## Records for the exercise

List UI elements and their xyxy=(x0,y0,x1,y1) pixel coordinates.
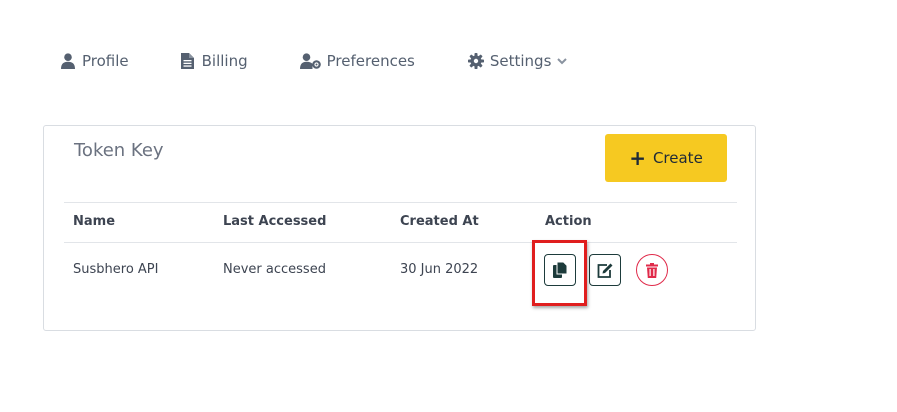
card-title: Token Key xyxy=(74,140,164,161)
chevron-down-icon xyxy=(557,57,568,65)
plus-icon: + xyxy=(629,146,646,170)
nav-billing[interactable]: Billing xyxy=(179,52,248,70)
nav-preferences[interactable]: Preferences xyxy=(300,52,415,70)
edit-icon xyxy=(597,263,613,278)
trash-icon xyxy=(646,262,658,278)
table-header-divider xyxy=(64,242,737,243)
token-key-card: Token Key + Create Name Last Accessed Cr… xyxy=(43,125,756,331)
header-name: Name xyxy=(73,214,116,229)
header-action: Action xyxy=(545,214,592,229)
nav-settings-label: Settings xyxy=(489,52,552,70)
cell-name: Susbhero API xyxy=(73,262,159,277)
nav-billing-label: Billing xyxy=(201,52,248,70)
header-last-accessed: Last Accessed xyxy=(223,214,327,229)
table-top-divider xyxy=(64,202,737,203)
user-cog-icon xyxy=(300,52,322,70)
create-button-label: Create xyxy=(652,149,703,167)
cell-created-at: 30 Jun 2022 xyxy=(400,262,479,277)
cell-last-accessed: Never accessed xyxy=(223,262,326,277)
nav-preferences-label: Preferences xyxy=(326,52,415,70)
gear-icon xyxy=(467,52,485,70)
nav-profile[interactable]: Profile xyxy=(59,52,129,70)
header-created-at: Created At xyxy=(400,214,479,229)
delete-button[interactable] xyxy=(636,254,668,286)
nav-profile-label: Profile xyxy=(82,52,129,70)
copy-button[interactable] xyxy=(544,254,576,286)
nav-settings[interactable]: Settings xyxy=(467,52,568,70)
create-button[interactable]: + Create xyxy=(605,134,727,182)
document-icon xyxy=(179,52,197,70)
user-icon xyxy=(59,52,77,70)
copy-icon xyxy=(553,262,567,278)
top-nav: Profile Billing Preferences Settings xyxy=(59,50,568,72)
edit-button[interactable] xyxy=(589,254,621,286)
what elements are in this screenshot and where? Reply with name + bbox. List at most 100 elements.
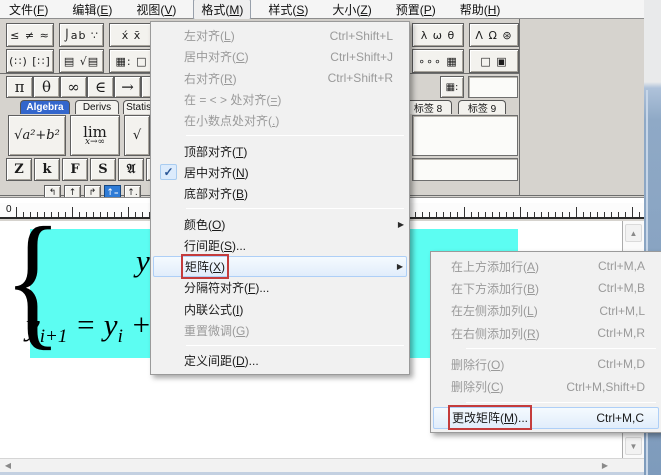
scroll-right-icon: ▶ <box>602 461 608 470</box>
scroll-down-icon: ▼ <box>630 442 638 451</box>
tab-8[interactable]: 标签 8 <box>404 100 452 114</box>
box-templates-palette[interactable]: □ ▣ <box>469 49 519 73</box>
format-menu-item[interactable]: 内联公式(I) <box>153 299 407 320</box>
submenu-arrow-icon: ▶ <box>398 220 404 229</box>
box-templates-icon: □ ▣ <box>480 55 507 68</box>
format-menu-item[interactable]: 分隔符对齐(F)... <box>153 277 407 298</box>
matrix-submenu-item[interactable]: 删除列(C)Ctrl+M,Shift+D <box>433 375 659 397</box>
scroll-up-button[interactable]: ▲ <box>625 224 642 242</box>
format-menu-item[interactable]: 顶部对齐(T) <box>153 140 407 161</box>
subscript-templates-palette[interactable]: ▦: □ <box>109 49 154 73</box>
fraction-radical-templates-palette[interactable]: ▤ √▤ <box>59 49 104 73</box>
format-menu-item[interactable]: 矩阵(X)▶ <box>153 256 407 277</box>
menu-item-label: 在左侧添加列(L) <box>451 302 538 319</box>
menu-item-label: 删除列(C) <box>451 378 504 395</box>
menu-item-shortcut: Ctrl+M,L <box>599 304 645 318</box>
sqrt-template-button[interactable]: √ <box>124 115 150 156</box>
scroll-down-button[interactable]: ▼ <box>625 437 642 455</box>
element-of-symbol-button[interactable]: ∈ <box>87 76 114 98</box>
spacing-ellipsis-palette[interactable]: ⌡ab ∵ <box>59 23 104 47</box>
menu-item-label: 更改矩阵(M)... <box>452 409 528 426</box>
tab-algebra[interactable]: Algebra <box>20 100 70 114</box>
format-menu-item[interactable]: 行间距(S)... <box>153 235 407 256</box>
menubar-item[interactable]: 大小(Z) <box>325 0 378 19</box>
menu-separator <box>433 398 659 407</box>
letter-fraktur-a-button[interactable]: 𝔄 <box>118 158 144 181</box>
limit-subscript: x→∞ <box>85 139 105 146</box>
pi-symbol-button[interactable]: π <box>6 76 33 98</box>
greek-lowercase-palette[interactable]: λ ω θ <box>412 23 464 47</box>
menubar-item[interactable]: 样式(S) <box>261 0 315 19</box>
menu-item-label: 顶部对齐(T) <box>184 143 247 160</box>
matrix-submenu-item[interactable]: 更改矩阵(M)...Ctrl+M,C <box>433 407 659 429</box>
menu-item-label: 左对齐(L) <box>184 27 235 44</box>
horizontal-scrollbar[interactable]: ◀ ▶ <box>0 458 644 472</box>
small-template-button[interactable]: ▦: <box>440 76 464 98</box>
menu-item-label: 删除行(O) <box>451 356 504 373</box>
scroll-up-icon: ▲ <box>630 229 638 238</box>
format-menu-item[interactable]: 左对齐(L) Ctrl+Shift+L <box>153 25 407 46</box>
menu-item-label: 在小数点处对齐(.) <box>184 112 279 129</box>
empty-letter-panel <box>412 158 518 181</box>
tab-derivs[interactable]: Derivs <box>75 100 119 114</box>
menubar-item[interactable]: 格式(M) <box>193 0 251 20</box>
theta-symbol-button[interactable]: θ <box>33 76 60 98</box>
matrix-submenu-item[interactable]: 在右侧添加列(R)Ctrl+M,R <box>433 322 659 344</box>
menubar-item[interactable]: 文件(F) <box>2 0 55 19</box>
matrix-templates-icon: ∘∘∘ ▦ <box>418 55 458 68</box>
matrix-submenu-item[interactable]: 在上方添加行(A)Ctrl+M,A <box>433 255 659 277</box>
empty-template-panel <box>412 115 518 156</box>
spacing-ellipsis-icon: ⌡ab ∵ <box>64 29 99 42</box>
menu-item-shortcut: Ctrl+M,B <box>598 281 645 295</box>
format-menu-item[interactable]: 居中对齐(C) Ctrl+Shift+J <box>153 46 407 67</box>
infinity-symbol-button[interactable]: ∞ <box>60 76 87 98</box>
format-menu-item[interactable]: ✓居中对齐(N) <box>153 162 407 183</box>
subscript-templates-icon: ▦: □ <box>116 55 148 68</box>
menu-separator <box>433 344 659 353</box>
limit-expression-button[interactable]: lim x→∞ <box>70 115 120 156</box>
letter-s-button[interactable]: S <box>90 158 116 181</box>
fraction-radical-icon: ▤ √▤ <box>64 55 99 68</box>
matrix-submenu-item[interactable]: 在左侧添加列(L) Ctrl+M,L <box>433 300 659 322</box>
fence-templates-palette[interactable]: (∷) [∷] <box>6 49 54 73</box>
checkmark-icon: ✓ <box>153 164 184 180</box>
equation-line-1: y <box>136 243 150 279</box>
sqrt-expression-button[interactable]: √a²+b² <box>8 115 66 156</box>
letter-f-button[interactable]: F <box>62 158 88 181</box>
equation-line-2: yi+1 = yi + <box>26 307 152 348</box>
menu-bar: 文件(F) 编辑(E) 视图(V) 格式(M) 样式(S) 大小(Z) 预置(P) 帮助(H) <box>0 0 661 19</box>
menu-item-shortcut: Ctrl+Shift+L <box>330 29 393 43</box>
arrow-symbol-button[interactable]: → <box>114 76 141 98</box>
format-menu-item[interactable]: 重置微调(G) <box>153 320 407 341</box>
menu-item-label: 分隔符对齐(F)... <box>184 279 269 296</box>
format-menu-item[interactable]: 底部对齐(B) <box>153 183 407 204</box>
embellishments-palette[interactable]: x́ x̄ <box>109 23 154 47</box>
menu-item-shortcut: Ctrl+Shift+J <box>330 50 393 64</box>
menubar-item[interactable]: 视图(V) <box>129 0 183 19</box>
small-template-icon: ▦: <box>446 82 459 93</box>
letter-z-button[interactable]: Z <box>6 158 32 181</box>
format-menu-item[interactable]: 右对齐(R)Ctrl+Shift+R <box>153 68 407 89</box>
menubar-item[interactable]: 帮助(H) <box>453 0 508 19</box>
matrix-submenu: 在上方添加行(A)Ctrl+M,A 在下方添加行(B) Ctrl+M,B 在左侧添加列… <box>430 251 661 433</box>
tab-9[interactable]: 标签 9 <box>458 100 506 114</box>
format-menu-item[interactable]: 颜色(O)▶ <box>153 213 407 234</box>
matrix-submenu-item[interactable]: 在下方添加行(B) Ctrl+M,B <box>433 277 659 299</box>
format-menu-item[interactable]: 在小数点处对齐(.) <box>153 110 407 131</box>
menubar-item[interactable]: 预置(P) <box>389 0 443 19</box>
letter-k-button[interactable]: k <box>34 158 60 181</box>
matrix-submenu-item[interactable]: 删除行(O)Ctrl+M,D <box>433 353 659 375</box>
format-menu-item[interactable]: 定义间距(D)... <box>153 350 407 371</box>
mathtype-window: { "colors": { "selection_cyan": "#5CFDF2… <box>0 0 661 475</box>
relational-symbols-palette[interactable]: ≤ ≠ ≈ <box>6 23 54 47</box>
matrix-templates-palette[interactable]: ∘∘∘ ▦ <box>412 49 464 73</box>
scroll-left-button[interactable]: ◀ <box>1 460 15 471</box>
menu-item-label: 居中对齐(C) <box>184 48 249 65</box>
menu-separator <box>153 204 407 213</box>
scroll-right-button[interactable]: ▶ <box>598 460 612 471</box>
format-menu-item[interactable]: 在 = < > 处对齐(=) <box>153 89 407 110</box>
menu-item-label: 定义间距(D)... <box>184 352 259 369</box>
menubar-item[interactable]: 编辑(E) <box>65 0 119 19</box>
menu-item-label: 在下方添加行(B) <box>451 280 539 297</box>
greek-uppercase-palette[interactable]: Λ Ω ⊛ <box>469 23 519 47</box>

## Task statement
Reproduce the lines of the items above word for word, beginning with the line that contains "scroll-right-icon: ▶ <box>602" and stopping after the line that contains "format-menu-item[interactable]: 顶部对齐(T) <box>153".

## Result below
scroll-right-icon: ▶ <box>602 461 608 470</box>
scroll-down-icon: ▼ <box>630 442 638 451</box>
tab-8[interactable]: 标签 8 <box>404 100 452 114</box>
box-templates-palette[interactable]: □ ▣ <box>469 49 519 73</box>
format-menu-item[interactable]: 内联公式(I) <box>153 299 407 320</box>
submenu-arrow-icon: ▶ <box>398 220 404 229</box>
box-templates-icon: □ ▣ <box>480 55 507 68</box>
format-menu-item[interactable]: 分隔符对齐(F)... <box>153 277 407 298</box>
matrix-submenu-item[interactable]: 删除列(C)Ctrl+M,Shift+D <box>433 375 659 397</box>
scroll-up-button[interactable]: ▲ <box>625 224 642 242</box>
format-menu-item[interactable]: 顶部对齐(T) <box>153 140 407 161</box>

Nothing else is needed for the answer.